EXERCISE AIM = Compute how many lines in the entries below contain "Effect", and output nothing but the number.

INPUT =
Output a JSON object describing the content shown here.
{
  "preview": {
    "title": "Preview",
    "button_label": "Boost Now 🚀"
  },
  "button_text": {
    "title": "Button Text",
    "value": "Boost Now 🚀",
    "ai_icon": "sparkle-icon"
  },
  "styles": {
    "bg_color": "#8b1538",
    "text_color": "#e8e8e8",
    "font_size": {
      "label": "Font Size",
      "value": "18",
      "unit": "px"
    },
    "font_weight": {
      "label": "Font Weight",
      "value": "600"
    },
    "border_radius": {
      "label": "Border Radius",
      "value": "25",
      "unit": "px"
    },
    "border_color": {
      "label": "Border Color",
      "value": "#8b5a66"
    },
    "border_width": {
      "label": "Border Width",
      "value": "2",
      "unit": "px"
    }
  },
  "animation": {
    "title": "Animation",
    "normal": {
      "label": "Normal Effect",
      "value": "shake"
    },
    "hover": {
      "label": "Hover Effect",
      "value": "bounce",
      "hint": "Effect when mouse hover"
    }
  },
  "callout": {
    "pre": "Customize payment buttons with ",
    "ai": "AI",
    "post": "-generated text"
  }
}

EXERCISE RESULT = 3